* SOURCE RECORDS:
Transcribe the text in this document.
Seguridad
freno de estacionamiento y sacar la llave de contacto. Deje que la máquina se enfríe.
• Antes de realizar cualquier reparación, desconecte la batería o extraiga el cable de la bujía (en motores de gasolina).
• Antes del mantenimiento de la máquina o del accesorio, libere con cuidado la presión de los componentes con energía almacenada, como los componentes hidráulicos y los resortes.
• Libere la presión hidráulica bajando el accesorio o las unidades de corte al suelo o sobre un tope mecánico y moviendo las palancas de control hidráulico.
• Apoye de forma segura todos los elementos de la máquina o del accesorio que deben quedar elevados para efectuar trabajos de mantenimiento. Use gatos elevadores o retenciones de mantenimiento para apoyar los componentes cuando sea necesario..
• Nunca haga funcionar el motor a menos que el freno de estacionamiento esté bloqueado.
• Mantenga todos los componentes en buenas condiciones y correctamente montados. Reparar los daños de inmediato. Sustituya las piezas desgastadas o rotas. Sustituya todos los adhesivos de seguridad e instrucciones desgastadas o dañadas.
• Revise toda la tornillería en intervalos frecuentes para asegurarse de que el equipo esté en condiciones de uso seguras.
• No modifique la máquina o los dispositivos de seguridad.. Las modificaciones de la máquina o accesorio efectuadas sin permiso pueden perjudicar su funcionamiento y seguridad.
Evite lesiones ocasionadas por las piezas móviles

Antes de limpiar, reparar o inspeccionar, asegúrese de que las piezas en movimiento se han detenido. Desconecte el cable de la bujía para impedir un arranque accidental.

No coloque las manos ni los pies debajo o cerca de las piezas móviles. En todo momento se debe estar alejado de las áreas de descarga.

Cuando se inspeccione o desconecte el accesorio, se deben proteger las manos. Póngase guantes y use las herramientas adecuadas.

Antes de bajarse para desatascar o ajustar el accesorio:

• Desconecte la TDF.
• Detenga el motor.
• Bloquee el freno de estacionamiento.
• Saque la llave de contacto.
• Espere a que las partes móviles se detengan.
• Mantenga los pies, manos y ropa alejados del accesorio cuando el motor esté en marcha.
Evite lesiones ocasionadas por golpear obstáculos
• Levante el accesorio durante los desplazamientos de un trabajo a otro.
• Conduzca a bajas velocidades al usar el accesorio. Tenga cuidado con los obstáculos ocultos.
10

* JOB:
Transcribe every line of the data, exactly as it stands.

* TASK SOLUTION:
Transcribe the text in this document.
Seguridad
freno de estacionamiento y sacar la llave de contacto. Deje que la máquina se enfríe.
• Antes de realizar cualquier reparación, desconecte la batería o extraiga el cable de la bujía (en motores de gasolina).
• Antes del mantenimiento de la máquina o del accesorio, libere con cuidado la presión de los componentes con energía almacenada, como los componentes hidráulicos y los resortes.
• Libere la presión hidráulica bajando el accesorio o las unidades de corte al suelo o sobre un tope mecánico y moviendo las palancas de control hidráulico.
• Apoye de forma segura todos los elementos de la máquina o del accesorio que deben quedar elevados para efectuar trabajos de mantenimiento. Use gatos elevadores o retenciones de mantenimiento para apoyar los componentes cuando sea necesario..
• Nunca haga funcionar el motor a menos que el freno de estacionamiento esté bloqueado.
• Mantenga todos los componentes en buenas condiciones y correctamente montados. Reparar los daños de inmediato. Sustituya las piezas desgastadas o rotas. Sustituya todos los adhesivos de seguridad e instrucciones desgastadas o dañadas.
• Revise toda la tornillería en intervalos frecuentes para asegurarse de que el equipo esté en condiciones de uso seguras.
• No modifique la máquina o los dispositivos de seguridad.. Las modificaciones de la máquina o accesorio efectuadas sin permiso pueden perjudicar su funcionamiento y seguridad.
Evite lesiones ocasionadas por las piezas móviles

Antes de limpiar, reparar o inspeccionar, asegúrese de que las piezas en movimiento se han detenido. Desconecte el cable de la bujía para impedir un arranque accidental.

No coloque las manos ni los pies debajo o cerca de las piezas móviles. En todo momento se debe estar alejado de las áreas de descarga.

Cuando se inspeccione o desconecte el accesorio, se deben proteger las manos. Póngase guantes y use las herramientas adecuadas.

Antes de bajarse para desatascar o ajustar el accesorio:

• Desconecte la TDF.
• Detenga el motor.
• Bloquee el freno de estacionamiento.
• Saque la llave de contacto.
• Espere a que las partes móviles se detengan.
• Mantenga los pies, manos y ropa alejados del accesorio cuando el motor esté en marcha.
Evite lesiones ocasionadas por golpear obstáculos
• Levante el accesorio durante los desplazamientos de un trabajo a otro.
• Conduzca a bajas velocidades al usar el accesorio. Tenga cuidado con los obstáculos ocultos.
10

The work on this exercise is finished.